Data extracted from a collection |

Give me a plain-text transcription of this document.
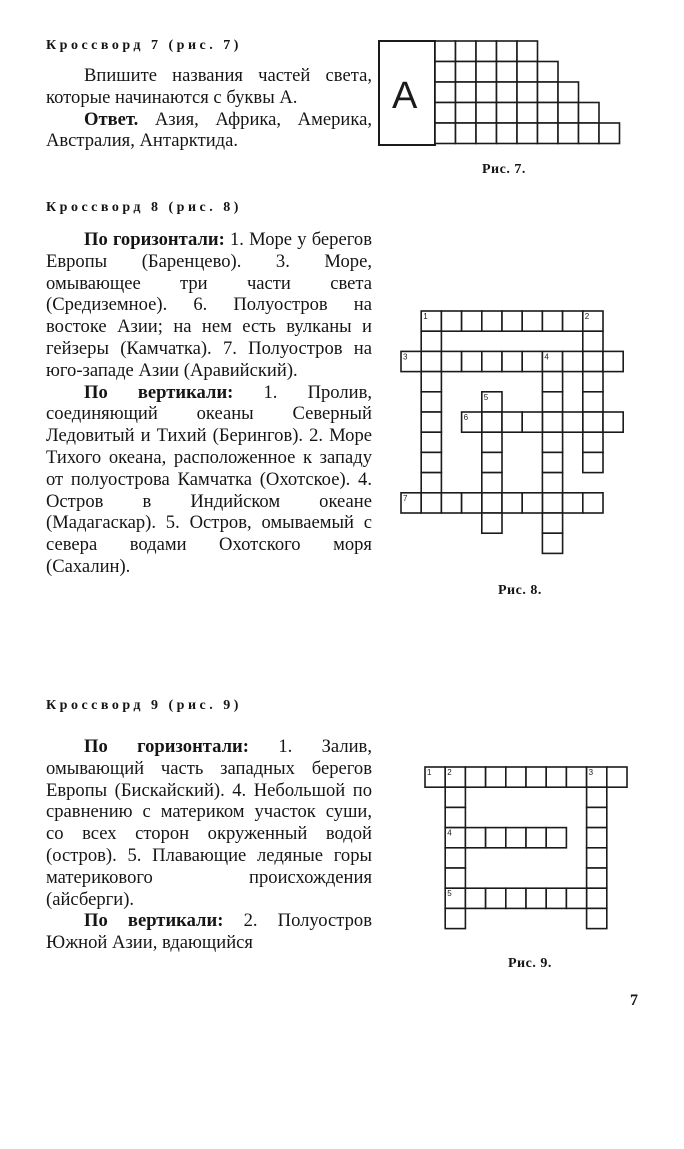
Кроссворд 7 (рис. 7)

Впишите названия частей света, которые начинаются с буквы А.

Ответ. Азия, Африка, Америка, Австралия, Антарктида.

Кроссворд 8 (рис. 8)

По горизонтали: 1. Море у берегов Европы (Баренцево). 3. Море, омывающее три части света (Средиземное). 6. Полуостров на востоке Азии; на нем есть вулканы и гейзеры (Камчатка). 7. Полуостров на юго-западе Азии (Аравийский).

По вертикали: 1. Пролив, соединяющий океаны Северный Ледовитый и Тихий (Берингов). 2. Море Тихого океана, расположенное к западу от полуострова Камчатка (Охотское). 4. Остров в Индийском океане (Мадагаскар). 5. Остров, омываемый с севера водами Охотского моря (Сахалин).

Кроссворд 9 (рис. 9)

По горизонтали: 1. Залив, омывающий часть западных берегов Европы (Бискайский). 4. Небольшой по сравнению с материком участок суши, со всех сторон окруженный водой (остров). 5. Плавающие ледяные горы материкового происхождения (айсберги).

По вертикали: 2. Полуостров Южной Азии, вдающийся

А
Рис. 7.
1	2
3	4
5
6
7
Рис. 8.
1 2	3
4
5
Рис. 9.
7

Stated exercise |
Repeat each entry precisely as it appears. Leave the pictures out.

Final answer |
Give me a plain-text transcription of this document.
Кроссворд 7 (рис. 7)

Впишите названия частей света, которые начинаются с буквы А.

Ответ. Азия, Африка, Америка, Австралия, Антарктида.

Кроссворд 8 (рис. 8)

По горизонтали: 1. Море у берегов Европы (Баренцево). 3. Море, омывающее три части света (Средиземное). 6. Полуостров на востоке Азии; на нем есть вулканы и гейзеры (Камчатка). 7. Полуостров на юго-западе Азии (Аравийский).

По вертикали: 1. Пролив, соединяющий океаны Северный Ледовитый и Тихий (Берингов). 2. Море Тихого океана, расположенное к западу от полуострова Камчатка (Охотское). 4. Остров в Индийском океане (Мадагаскар). 5. Остров, омываемый с севера водами Охотского моря (Сахалин).

Кроссворд 9 (рис. 9)

По горизонтали: 1. Залив, омывающий часть западных берегов Европы (Бискайский). 4. Небольшой по сравнению с материком участок суши, со всех сторон окруженный водой (остров). 5. Плавающие ледяные горы материкового происхождения (айсберги).

По вертикали: 2. Полуостров Южной Азии, вдающийся

А
Рис. 7.
1	2
3	4
5
6
7
Рис. 8.
1 2	3
4
5
Рис. 9.
7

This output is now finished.